AIM OF THE TASK: Would it be possible to write out each entry below exactly, without the pictures?

RECORDED INFORMATION:
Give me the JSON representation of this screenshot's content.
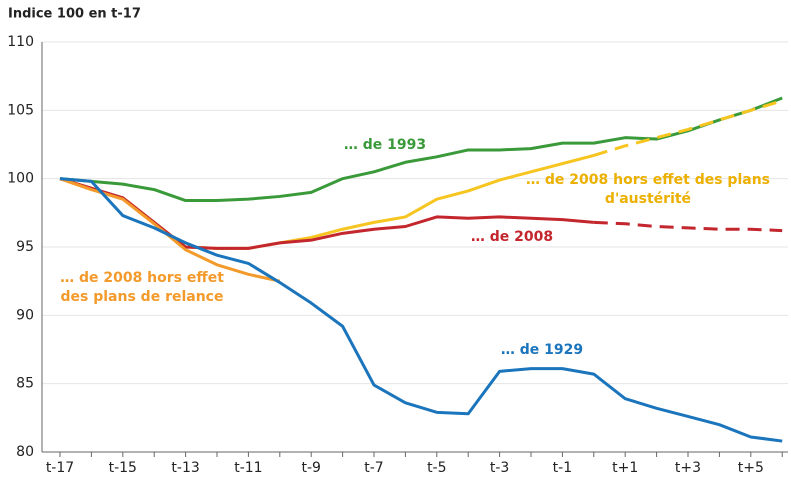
{
  "chart_data": {
    "type": "line",
    "title": "Indice 100 en t-17",
    "categories": [
      "t-17",
      null,
      "t-15",
      null,
      "t-13",
      null,
      "t-11",
      null,
      "t-9",
      null,
      "t-7",
      null,
      "t-5",
      null,
      "t-3",
      null,
      "t-1",
      null,
      "t+1",
      null,
      "t+3",
      null,
      "t+5",
      null
    ],
    "ylim": [
      80,
      110
    ],
    "yticks": [
      80,
      85,
      90,
      95,
      100,
      105,
      110
    ],
    "grid": true,
    "series": [
      {
        "label": [
          "… de 1993"
        ],
        "color": "#3a9a3a",
        "values": [
          100,
          99.8,
          99.6,
          99.2,
          98.4,
          98.4,
          98.5,
          98.7,
          99.0,
          100.0,
          100.5,
          101.2,
          101.6,
          102.1,
          102.1,
          102.2,
          102.6,
          102.6,
          103.0,
          102.9,
          103.5,
          104.3,
          105.0,
          105.9
        ]
      },
      {
        "label": [
          "… de 2008 hors effet des plans",
          "d'austérité"
        ],
        "color": "#f7c520",
        "label_color": "#ebb000",
        "dash_from": 17,
        "values": [
          100,
          99.2,
          98.6,
          96.8,
          95.0,
          94.9,
          94.9,
          95.3,
          95.7,
          96.3,
          96.8,
          97.2,
          98.5,
          99.1,
          99.9,
          100.5,
          101.1,
          101.7,
          102.4,
          103.0,
          103.6,
          104.3,
          105.0,
          105.7
        ]
      },
      {
        "label": [
          "… de 2008"
        ],
        "color": "#c4262e",
        "dash_from": 17,
        "values": [
          100,
          99.3,
          98.6,
          96.8,
          95.0,
          94.9,
          94.9,
          95.3,
          95.5,
          96.0,
          96.3,
          96.5,
          97.2,
          97.1,
          97.2,
          97.1,
          97.0,
          96.8,
          96.7,
          96.5,
          96.4,
          96.3,
          96.3,
          96.2
        ]
      },
      {
        "label": [
          "… de 2008 hors effet",
          "des plans de relance"
        ],
        "color": "#f39a2b",
        "values": [
          100,
          99.2,
          98.5,
          96.7,
          94.8,
          93.7,
          93.0,
          92.5,
          null,
          null,
          null,
          null,
          null,
          null,
          null,
          null,
          null,
          null,
          null,
          null,
          null,
          null,
          null,
          null
        ]
      },
      {
        "label": [
          "… de 1929"
        ],
        "color": "#1b75bc",
        "values": [
          100,
          99.8,
          97.3,
          96.4,
          95.3,
          94.4,
          93.8,
          92.4,
          90.9,
          89.2,
          84.9,
          83.6,
          82.9,
          82.8,
          85.9,
          86.1,
          86.1,
          85.7,
          83.9,
          83.2,
          82.6,
          82.0,
          81.1,
          80.8
        ]
      }
    ]
  }
}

ANSWER BELOW:
Give me the JSON representation of this screenshot's content.
{
  "chart_data": {
    "type": "line",
    "title": "Indice 100 en t-17",
    "categories": [
      "t-17",
      null,
      "t-15",
      null,
      "t-13",
      null,
      "t-11",
      null,
      "t-9",
      null,
      "t-7",
      null,
      "t-5",
      null,
      "t-3",
      null,
      "t-1",
      null,
      "t+1",
      null,
      "t+3",
      null,
      "t+5",
      null
    ],
    "ylim": [
      80,
      110
    ],
    "yticks": [
      80,
      85,
      90,
      95,
      100,
      105,
      110
    ],
    "grid": true,
    "series": [
      {
        "label": [
          "… de 1993"
        ],
        "color": "#3a9a3a",
        "values": [
          100,
          99.8,
          99.6,
          99.2,
          98.4,
          98.4,
          98.5,
          98.7,
          99.0,
          100.0,
          100.5,
          101.2,
          101.6,
          102.1,
          102.1,
          102.2,
          102.6,
          102.6,
          103.0,
          102.9,
          103.5,
          104.3,
          105.0,
          105.9
        ]
      },
      {
        "label": [
          "… de 2008 hors effet des plans",
          "d'austérité"
        ],
        "color": "#f7c520",
        "label_color": "#ebb000",
        "dash_from": 17,
        "values": [
          100,
          99.2,
          98.6,
          96.8,
          95.0,
          94.9,
          94.9,
          95.3,
          95.7,
          96.3,
          96.8,
          97.2,
          98.5,
          99.1,
          99.9,
          100.5,
          101.1,
          101.7,
          102.4,
          103.0,
          103.6,
          104.3,
          105.0,
          105.7
        ]
      },
      {
        "label": [
          "… de 2008"
        ],
        "color": "#c4262e",
        "dash_from": 17,
        "values": [
          100,
          99.3,
          98.6,
          96.8,
          95.0,
          94.9,
          94.9,
          95.3,
          95.5,
          96.0,
          96.3,
          96.5,
          97.2,
          97.1,
          97.2,
          97.1,
          97.0,
          96.8,
          96.7,
          96.5,
          96.4,
          96.3,
          96.3,
          96.2
        ]
      },
      {
        "label": [
          "… de 2008 hors effet",
          "des plans de relance"
        ],
        "color": "#f39a2b",
        "values": [
          100,
          99.2,
          98.5,
          96.7,
          94.8,
          93.7,
          93.0,
          92.5,
          null,
          null,
          null,
          null,
          null,
          null,
          null,
          null,
          null,
          null,
          null,
          null,
          null,
          null,
          null,
          null
        ]
      },
      {
        "label": [
          "… de 1929"
        ],
        "color": "#1b75bc",
        "values": [
          100,
          99.8,
          97.3,
          96.4,
          95.3,
          94.4,
          93.8,
          92.4,
          90.9,
          89.2,
          84.9,
          83.6,
          82.9,
          82.8,
          85.9,
          86.1,
          86.1,
          85.7,
          83.9,
          83.2,
          82.6,
          82.0,
          81.1,
          80.8
        ]
      }
    ]
  }
}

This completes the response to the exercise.